Instructions to follow:
Convert the stretch of the items from the line containing "footnote-row (300, 1146, 820, 1175)" through the line containing "footnote: (٧) سورة", both ends included, into a numbered list, omitting any blank lines.

Task data:
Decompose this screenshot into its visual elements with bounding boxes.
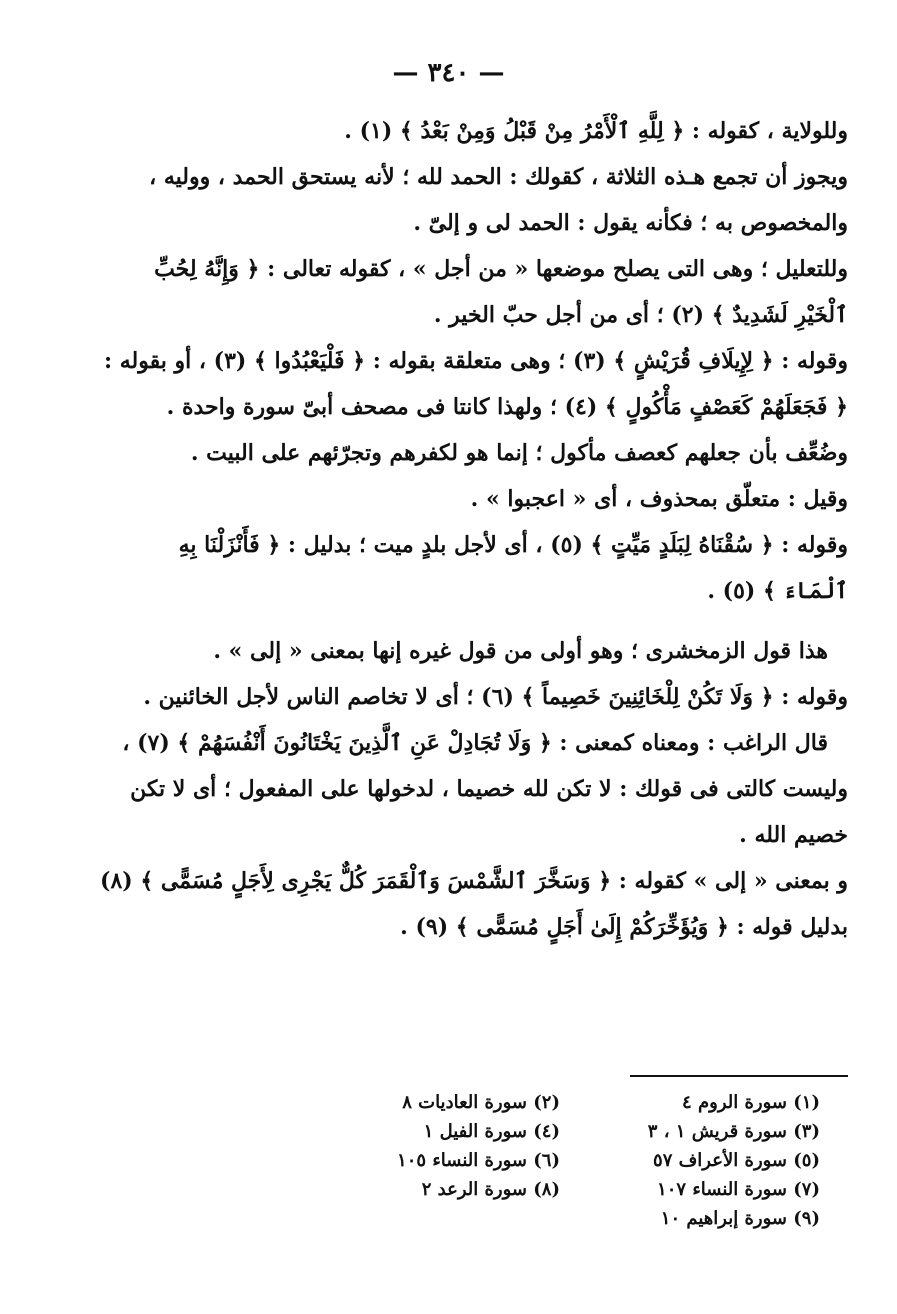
footnote-row (300, 1146, 820, 1175)
text-line: وللولاية ، كقوله : ﴿ لِلَّهِ ٱلْأَمْرُ مِنْ قَبْلُ وَمِنْ بَعْدُ ﴾ (١) . (344, 118, 848, 144)
text-line: وضُعِّف بأن جعلهم كعصف مأكول ؛ إنما هو لكفرهم وتجرّئهم على البيت . (190, 440, 848, 466)
footnote: (٣) سورة قريش ١ ، ٣ (647, 1121, 820, 1142)
paragraph-gap (118, 614, 848, 628)
footnote: (٧) سورة النساء ١٠٧ (657, 1179, 820, 1200)
text-line: وقوله : ﴿ سُقْنَاهُ لِبَلَدٍ مَيِّتٍ ﴾ (٥) ، أى لأجل بلدٍ ميت ؛ بدليل : ﴿ فَأَنْزَلْنَا بِهِ (178, 532, 848, 558)
main-text (100, 108, 848, 950)
text-line: وللتعليل ؛ وهى التى يصلح موضعها « من أجل » ، كقوله تعالى : ﴿ وَإِنَّهُ لِحُبِّ (154, 256, 848, 282)
text-line: خصيم الله . (739, 822, 848, 848)
footnote-divider (630, 1075, 848, 1077)
text-line: ﴿ فَجَعَلَهُمْ كَعَصْفٍ مَأْكُولٍ ﴾ (٤) ؛ ولهذا كانتا فى مصحف أبىّ سورة واحدة . (166, 394, 848, 420)
footnote-row (300, 1088, 820, 1117)
footnote: (٥) سورة الأعراف ٥٧ (653, 1150, 820, 1171)
footnote-row (300, 1175, 820, 1204)
text-line: قال الراغب : ومعناه كمعنى : ﴿ وَلَا تُجَادِلْ عَنِ ٱلَّذِينَ يَخْتَانُونَ أَنْفُسَهُمْ ﴾ (٧) ، (122, 730, 828, 756)
footnote: (٨) سورة الرعد ٢ (421, 1179, 560, 1200)
page-number: — ٣٤٠ — (392, 58, 505, 88)
text-line: وقوله : ﴿ وَلَا تَكُنْ لِلْخَائِنِينَ خَصِيماً ﴾ (٦) ؛ أى لا تخاصم الناس لأجل الخائنين . (143, 684, 848, 710)
text-line: وقوله : ﴿ لِإِيلَافِ قُرَيْشٍ ﴾ (٣) ؛ وهى متعلقة بقوله : ﴿ فَلْيَعْبُدُوا ﴾ (٣) ، أو بقوله : (103, 348, 848, 374)
footnote: (٦) سورة النساء ١٠٥ (397, 1150, 560, 1171)
footnote: (٩) سورة إبراهيم ١٠ (660, 1208, 820, 1229)
text-line: وقيل : متعلّق بمحذوف ، أى « اعجبوا » . (470, 486, 848, 512)
footnote: (١) سورة الروم ٤ (682, 1092, 820, 1113)
text-line: والمخصوص به ؛ فكأنه يقول : الحمد لى و إلىّ . (413, 210, 848, 236)
footnote: (٤) سورة الفيل ١ (423, 1121, 560, 1142)
text-line: ٱلْخَيْرِ لَشَدِيدٌ ﴾ (٢) ؛ أى من أجل حبّ الخير . (433, 302, 848, 328)
text-line: بدليل قوله : ﴿ وَيُؤَخِّرَكُمْ إِلَىٰ أَجَلٍ مُسَمًّى ﴾ (٩) . (400, 914, 848, 940)
text-line: و بمعنى « إلى » كقوله : ﴿ وَسَخَّرَ ٱلشَّمْسَ وَٱلْقَمَرَ كُلٌّ يَجْرِى لِأَجَلٍ مُسَمًّى ﴾ (٨) (100, 868, 848, 894)
text-line: وليست كالتى فى قولك : لا تكن لله خصيما ، لدخولها على المفعول ؛ أى لا تكن (130, 776, 848, 802)
text-line: ويجوز أن تجمع هـذه الثلاثة ، كقولك : الحمد لله ؛ لأنه يستحق الحمد ، ووليه ، (149, 164, 848, 190)
text-line: ٱلْمَاءَ ﴾ (٥) . (707, 578, 848, 604)
footnotes (300, 1088, 820, 1233)
footnote-row (300, 1117, 820, 1146)
footnote-row (300, 1204, 820, 1233)
text-line: هذا قول الزمخشرى ؛ وهو أولى من قول غيره إنها بمعنى « إلى » . (213, 638, 828, 664)
footnote: (٢) سورة العاديات ٨ (402, 1092, 560, 1113)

Reply:
1. footnote-row (300, 1146, 820, 1175)
2. text-line: وللولاية ، كقوله : ﴿ لِلَّهِ ٱلْأَمْرُ مِنْ قَبْلُ وَمِنْ بَعْدُ ﴾ (١) . (344, 118, 848, 144)
3. text-line: وضُعِّف بأن جعلهم كعصف مأكول ؛ إنما هو لكفرهم وتجرّئهم على البيت . (190, 440, 848, 466)
4. footnote: (٣) سورة قريش ١ ، ٣ (647, 1121, 820, 1142)
5. paragraph-gap (118, 614, 848, 628)
6. footnote: (٧) سورة النساء ١٠٧ (657, 1179, 820, 1200)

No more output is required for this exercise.